* **WORK REQUIRED**
Reproduce the listing below without changes, except that pictures are left out.

* **ROWS**
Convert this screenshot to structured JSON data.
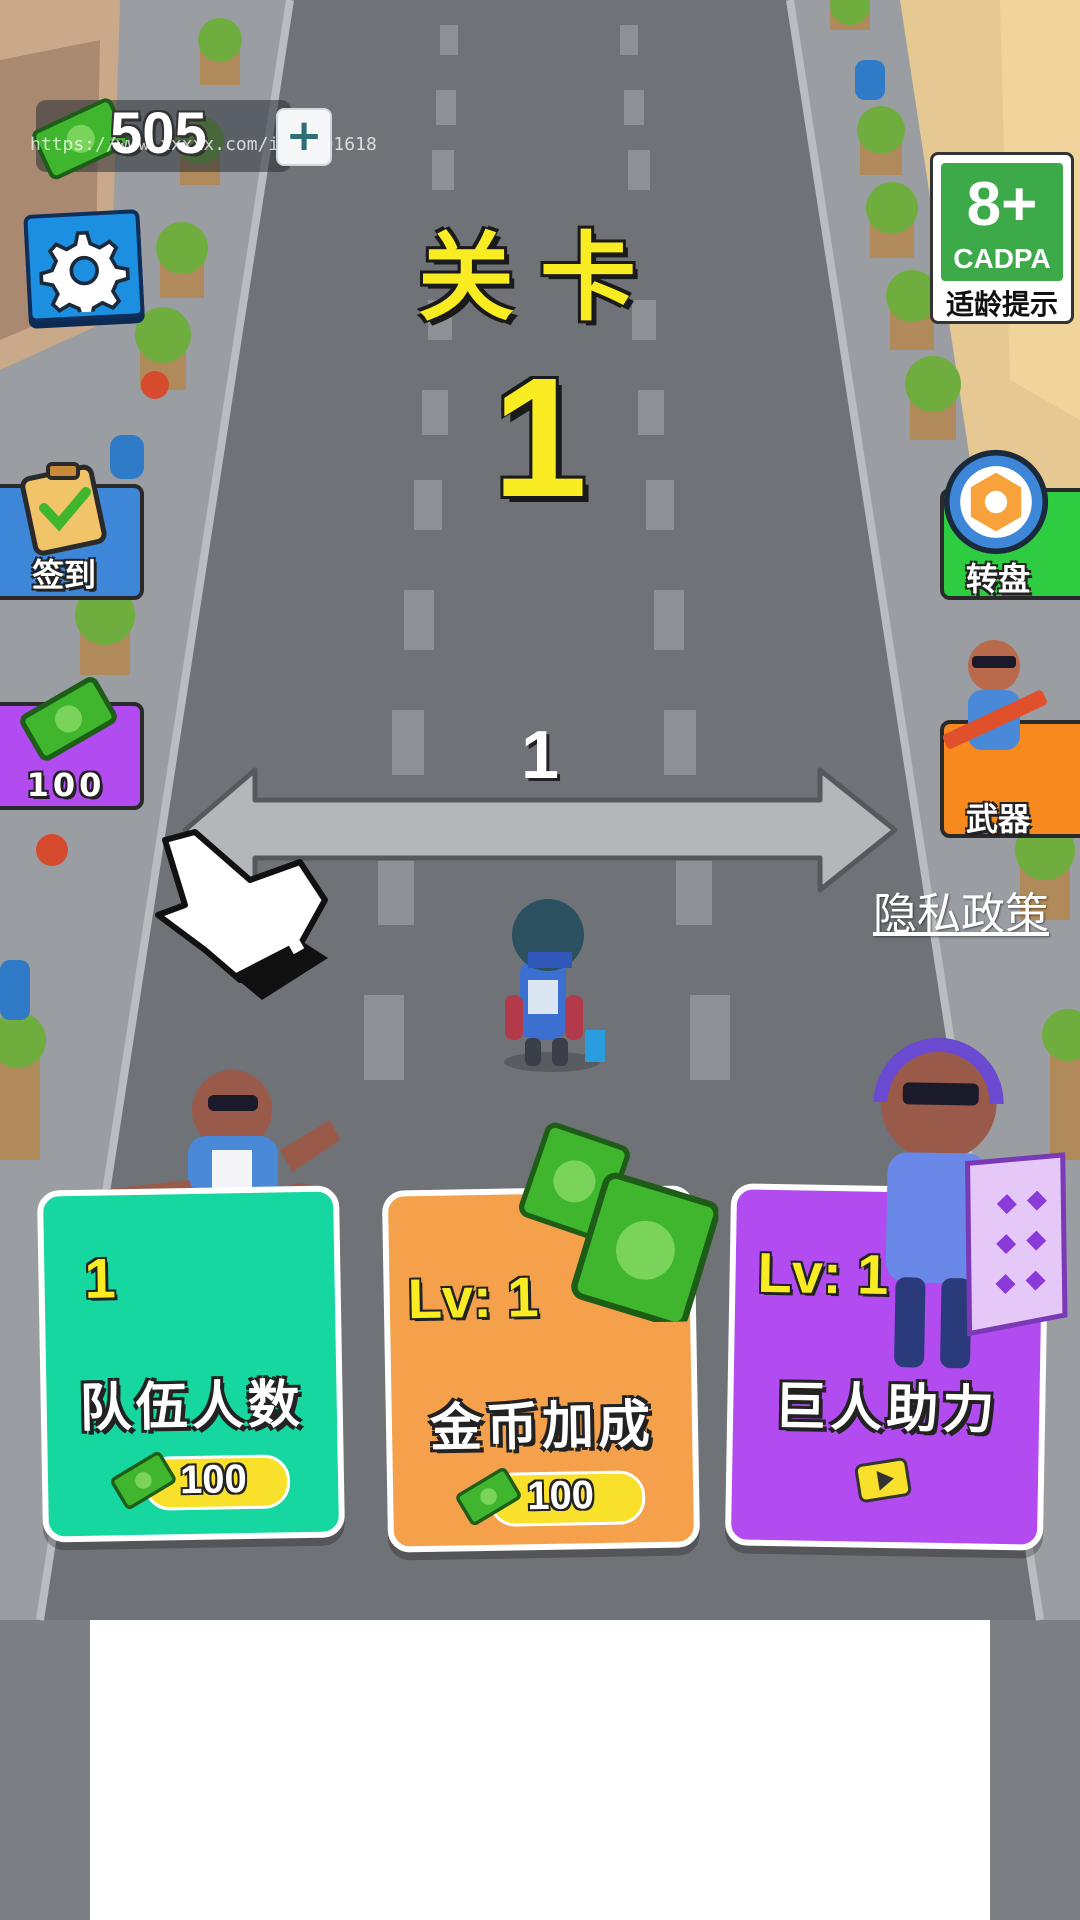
{
  "hud": {
    "cash_amount": "505",
    "watermark": "https://www.xxxxx.com/ishop01618"
  },
  "age_rating": {
    "age": "8+",
    "org": "CADPA",
    "note": "适龄提示"
  },
  "level": {
    "title": "关卡",
    "number": "1"
  },
  "left_menu": {
    "signin_label": "签到",
    "cash_reward": "100"
  },
  "right_menu": {
    "wheel_label": "转盘",
    "weapon_label": "武器"
  },
  "privacy_link": "隐私政策",
  "drag_hint": {
    "count": "1"
  },
  "upgrades": {
    "team": {
      "level": "1",
      "title": "队伍人数",
      "price": "100"
    },
    "coins": {
      "level": "Lv: 1",
      "title": "金币加成",
      "price": "100"
    },
    "giant": {
      "level": "Lv: 1",
      "title": "巨人助力",
      "price_icon": "video-ad-icon"
    }
  },
  "colors": {
    "title_yellow": "#f9ec22",
    "team_card": "#16d7a0",
    "coins_card": "#f5a04a",
    "giant_card": "#b24cf0",
    "cadpa_green": "#3daa4a",
    "settings_blue": "#1c8fe0"
  }
}
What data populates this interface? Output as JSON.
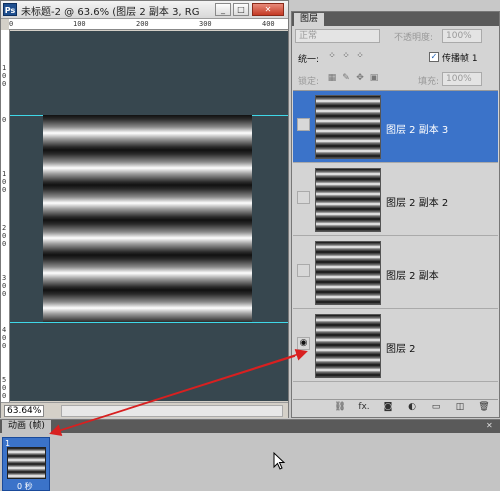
{
  "document": {
    "title": "未标题-2 @ 63.6% (图层 2 副本 3, RG",
    "zoom": "63.64%",
    "ruler_top_ticks": [
      "0",
      "100",
      "200",
      "300",
      "400"
    ],
    "ruler_left_ticks": [
      "1",
      "0",
      "0",
      "0",
      "1",
      "0",
      "0",
      "2",
      "0",
      "0",
      "3",
      "0",
      "0",
      "4",
      "0",
      "0",
      "5",
      "0",
      "0"
    ],
    "min_symbol": "_",
    "max_symbol": "□",
    "close_symbol": "✕"
  },
  "layers_panel": {
    "tab": "图层",
    "blend_mode": "正常",
    "opacity_label": "不透明度:",
    "opacity_value": "100%",
    "unify_label": "统一:",
    "propagate_label": "传播帧 1",
    "propagate_checked": "✓",
    "lock_label": "锁定:",
    "fill_label": "填充:",
    "fill_value": "100%",
    "layers": [
      {
        "name": "图层 2 副本 3",
        "selected": true,
        "visible": false
      },
      {
        "name": "图层 2 副本 2",
        "selected": false,
        "visible": false
      },
      {
        "name": "图层 2 副本",
        "selected": false,
        "visible": false
      },
      {
        "name": "图层 2",
        "selected": false,
        "visible": true
      }
    ],
    "eye_symbol": "◉",
    "footer_icons": [
      "link-icon",
      "fx-icon",
      "mask-icon",
      "adjustment-icon",
      "folder-icon",
      "new-layer-icon",
      "trash-icon"
    ],
    "footer_fx": "fx."
  },
  "animation_panel": {
    "tab": "动画 (帧)",
    "frame_number": "1",
    "frame_delay": "0 秒",
    "close_symbol": "✕"
  },
  "colors": {
    "canvas_bg": "#37474f",
    "selection": "#3b73c9",
    "guide": "#3fd8e8",
    "arrow": "#d82020"
  }
}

* **EXPECTED OUTPUT**
Convert this screenshot to structured JSON data.
{
  "hud": {
    "cash_amount": "505",
    "watermark": "https://www.xxxxx.com/ishop01618"
  },
  "age_rating": {
    "age": "8+",
    "org": "CADPA",
    "note": "适龄提示"
  },
  "level": {
    "title": "关卡",
    "number": "1"
  },
  "left_menu": {
    "signin_label": "签到",
    "cash_reward": "100"
  },
  "right_menu": {
    "wheel_label": "转盘",
    "weapon_label": "武器"
  },
  "privacy_link": "隐私政策",
  "drag_hint": {
    "count": "1"
  },
  "upgrades": {
    "team": {
      "level": "1",
      "title": "队伍人数",
      "price": "100"
    },
    "coins": {
      "level": "Lv: 1",
      "title": "金币加成",
      "price": "100"
    },
    "giant": {
      "level": "Lv: 1",
      "title": "巨人助力",
      "price_icon": "video-ad-icon"
    }
  },
  "colors": {
    "title_yellow": "#f9ec22",
    "team_card": "#16d7a0",
    "coins_card": "#f5a04a",
    "giant_card": "#b24cf0",
    "cadpa_green": "#3daa4a",
    "settings_blue": "#1c8fe0"
  }
}
What data populates this interface? Output as JSON.
{
  "document": {
    "title": "未标题-2 @ 63.6% (图层 2 副本 3, RG",
    "zoom": "63.64%",
    "ruler_top_ticks": [
      "0",
      "100",
      "200",
      "300",
      "400"
    ],
    "ruler_left_ticks": [
      "1",
      "0",
      "0",
      "0",
      "1",
      "0",
      "0",
      "2",
      "0",
      "0",
      "3",
      "0",
      "0",
      "4",
      "0",
      "0",
      "5",
      "0",
      "0"
    ],
    "min_symbol": "_",
    "max_symbol": "□",
    "close_symbol": "✕"
  },
  "layers_panel": {
    "tab": "图层",
    "blend_mode": "正常",
    "opacity_label": "不透明度:",
    "opacity_value": "100%",
    "unify_label": "统一:",
    "propagate_label": "传播帧 1",
    "propagate_checked": "✓",
    "lock_label": "锁定:",
    "fill_label": "填充:",
    "fill_value": "100%",
    "layers": [
      {
        "name": "图层 2 副本 3",
        "selected": true,
        "visible": false
      },
      {
        "name": "图层 2 副本 2",
        "selected": false,
        "visible": false
      },
      {
        "name": "图层 2 副本",
        "selected": false,
        "visible": false
      },
      {
        "name": "图层 2",
        "selected": false,
        "visible": true
      }
    ],
    "eye_symbol": "◉",
    "footer_icons": [
      "link-icon",
      "fx-icon",
      "mask-icon",
      "adjustment-icon",
      "folder-icon",
      "new-layer-icon",
      "trash-icon"
    ],
    "footer_fx": "fx."
  },
  "animation_panel": {
    "tab": "动画 (帧)",
    "frame_number": "1",
    "frame_delay": "0 秒",
    "close_symbol": "✕"
  },
  "colors": {
    "canvas_bg": "#37474f",
    "selection": "#3b73c9",
    "guide": "#3fd8e8",
    "arrow": "#d82020"
  }
}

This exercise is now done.